**Required actions:**
1: Decide whether each statement agrees with the text on hedge fund managers below. For each, answer yes or no and quote the words that decide it. (a) Tisbury was founded in 2003. (b) The Griffins hired an interior designer for their house. (c) Tisbury's fund rose 8 per cent in the first two months of the year.
2: Extend the text on hedge fund managers below, picking up after its last sentence.

*** Opening Document passage ***

Hedge fund legends hit by financial crisis

Drizzt:

Its abit funny to come across this Daily Telegraph post on the struggles in the hedge fund industry, or rather, hedge fund managers. I was reading HedgeHogging by Barton Briggs over last week, which essentially writes about the hedge fund managers this hedge fund manager have encountered. This article would fit right in there.

The credit crunch is exposing the masters of the universe as mere mortals after all, reports Louise Armitstead

Even for the affluent residents of London’s Holland Park, the arrival in the area last year of Gerard Griffin, head of Tisbury Capital, was big news. Curtains twitched as a multi-million-pound refurbishment of his house began. Rather than buy furniture or even appoint an interior designer, Griffin and his wife Sarah commissioned top artists to produce original work specifically for their home.

Soon the Griffins boasted a dining-room chandelier by glass artist Deborah Thomas, two installations by potter-sculptor Edmund de Waal (including a complete room of more than 600 porcelain vessels), and an architectural version of a Morandi painting in the gallery by ceramist Julian Stair. It was, Mrs Griffin modestly told one visiting reporter, "simply an extension of collecting on a domestic scale".

To the neighbours, the house had been "hedged" - snapped up and spruced up by a rich hedge fund manager. These flash Wunderkinder are branching out, and surpassing toffs, lawyers and even footballers’ wives with their reputation for ostentatious opulence.

As head of Tisbury, a $2.7bn (£1.35bn) event-driven fund founded in 2003, Griffin was the archetypal hedge fund manager: aggressive, arrogant and nearly always right. He audaciously took large positions in big public companies including ICI, J Sainsbury, EMI and Alliance Boots, and was listened to by their managements despite being smaller than other shareholders.

But just a year on from the refurbishment of his Holland Park house, this pillar of London’s hedge fund industry is on shaky ground. The latest bite of the credit crunch has caught Griffin offguard and Tisbury offside with some of its biggest investments. The fund was down 8 per cent in the first two months of the year, according to Tisbury’s monthly letter - and losses are getting worse.

*** Closing Document passage ***
*** Opening Source data ***

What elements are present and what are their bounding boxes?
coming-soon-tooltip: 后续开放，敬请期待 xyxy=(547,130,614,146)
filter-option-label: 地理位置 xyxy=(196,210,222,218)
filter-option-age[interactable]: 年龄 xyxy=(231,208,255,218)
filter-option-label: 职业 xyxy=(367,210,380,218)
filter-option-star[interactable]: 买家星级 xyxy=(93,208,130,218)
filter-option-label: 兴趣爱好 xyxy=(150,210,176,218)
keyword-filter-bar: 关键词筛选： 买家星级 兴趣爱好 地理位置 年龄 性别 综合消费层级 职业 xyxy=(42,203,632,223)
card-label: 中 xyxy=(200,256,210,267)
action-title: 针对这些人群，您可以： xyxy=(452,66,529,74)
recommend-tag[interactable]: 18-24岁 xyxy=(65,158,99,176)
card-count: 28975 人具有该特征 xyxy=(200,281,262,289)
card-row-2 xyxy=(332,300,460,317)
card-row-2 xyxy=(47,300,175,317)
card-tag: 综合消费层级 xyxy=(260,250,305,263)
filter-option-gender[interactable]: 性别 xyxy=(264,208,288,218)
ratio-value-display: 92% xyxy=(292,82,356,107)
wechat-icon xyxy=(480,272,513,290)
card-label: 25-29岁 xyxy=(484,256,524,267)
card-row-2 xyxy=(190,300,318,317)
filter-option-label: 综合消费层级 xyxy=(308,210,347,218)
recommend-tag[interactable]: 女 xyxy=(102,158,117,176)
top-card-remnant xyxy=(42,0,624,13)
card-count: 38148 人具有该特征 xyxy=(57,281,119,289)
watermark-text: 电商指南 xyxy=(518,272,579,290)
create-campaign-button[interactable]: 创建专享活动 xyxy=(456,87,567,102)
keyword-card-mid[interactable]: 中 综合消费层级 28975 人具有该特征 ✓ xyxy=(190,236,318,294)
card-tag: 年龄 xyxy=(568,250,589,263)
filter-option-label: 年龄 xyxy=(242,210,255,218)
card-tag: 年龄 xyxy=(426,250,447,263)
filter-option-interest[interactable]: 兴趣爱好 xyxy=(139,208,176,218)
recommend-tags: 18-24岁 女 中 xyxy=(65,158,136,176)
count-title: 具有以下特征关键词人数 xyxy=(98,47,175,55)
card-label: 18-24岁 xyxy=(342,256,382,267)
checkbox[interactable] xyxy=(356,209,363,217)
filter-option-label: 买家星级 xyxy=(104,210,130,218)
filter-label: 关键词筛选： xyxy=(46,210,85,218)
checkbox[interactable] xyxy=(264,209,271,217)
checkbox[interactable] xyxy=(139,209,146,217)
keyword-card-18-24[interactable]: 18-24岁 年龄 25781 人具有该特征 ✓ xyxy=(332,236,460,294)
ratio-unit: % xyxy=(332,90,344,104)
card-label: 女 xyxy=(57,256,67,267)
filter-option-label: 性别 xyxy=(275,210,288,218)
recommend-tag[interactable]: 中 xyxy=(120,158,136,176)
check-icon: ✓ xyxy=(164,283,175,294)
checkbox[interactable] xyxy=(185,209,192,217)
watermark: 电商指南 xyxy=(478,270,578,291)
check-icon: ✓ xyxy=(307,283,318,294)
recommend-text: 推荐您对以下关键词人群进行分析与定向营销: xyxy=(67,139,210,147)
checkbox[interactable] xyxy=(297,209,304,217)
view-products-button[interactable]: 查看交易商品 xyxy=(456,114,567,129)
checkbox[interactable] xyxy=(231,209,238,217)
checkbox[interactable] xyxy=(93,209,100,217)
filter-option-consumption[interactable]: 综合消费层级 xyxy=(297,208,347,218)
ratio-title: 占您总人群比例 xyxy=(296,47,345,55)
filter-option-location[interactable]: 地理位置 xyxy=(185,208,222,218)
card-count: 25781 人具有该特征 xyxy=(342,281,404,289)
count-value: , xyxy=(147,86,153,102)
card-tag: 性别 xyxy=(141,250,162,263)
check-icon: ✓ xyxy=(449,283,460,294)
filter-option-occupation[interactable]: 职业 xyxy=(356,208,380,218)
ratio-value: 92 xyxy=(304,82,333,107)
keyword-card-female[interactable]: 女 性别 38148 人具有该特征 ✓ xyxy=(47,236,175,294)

*** Closing Source data ***

**Outputs by task:**
1:
(a) Yes: "a $2.7bn (£1.35bn) event-driven fund founded in 2003"
(b) No: "Rather than buy furniture or even appoint an interior designer"
(c) No: "The fund was down 8 per cent in the first two months of the year"

2:
The financial crisis in full

Hamstrung by the lack of liquidity and savaged by increasing redemptions, Griffin has had to negotiate new terms with his prime brokers, beg for patience from investors and offered his business for sale to bigger rivals, including GLG Partners.

One insider said: "Tisbury has gone from darling to disaster is a short space of time. Griffin is losing staff and probably won’t get much for the sale. It’s been amazing turn of fortunes."

Griffin is not alone. Some of the most successful players in the industry also have serious problems. The past month has been littered with high-profile calamities.

At the end of February, Peloton Partners, the award-winning fund run by ex-Goldman Sachs star Ron Beller, imploded. Focus Capital, another EuroHedge fund of the year, wound up days later. Then came the biggest casualty so far: the spectacular collapse of Carlyle Capital Corportation after a $16bn debt default.

Last week, it was the turn of John Meriwether, the man behind the collapse a decade ago of Long Term Capital Market. His bond fund at JWM Partners is struggling with losses of 28 per cent this month.

One industry expert told The Sunday Telegraph: "This is just beginning. Somewhere been 40 and 100 hedge funds will liquidate shortly. It’s a bloodbath and it will get worse."

Already investors are showing their fury. One said: "I thought volatility was what hedge funds lived for? Making money, or at least preserving cash, during volatile times is certainly what we pay them for. They have been poncing around during the good times and are now found wanting at the first sign of trouble. It’s a debacle out there."

Worse, the sector is being vilified for the first time in years. Hedge funds have been blamed for all market woes from the implosion of Bear Stearns three weeks ago, the collapse of HBOS’s share price days later and now the weaknesses of the entire Icelandic economy.

Away from the credit crunch, Pentagon Capital Management, a London-based fund, last week said it was winding up its $2bn funds after being embroiled in the SEC investigation into market timing.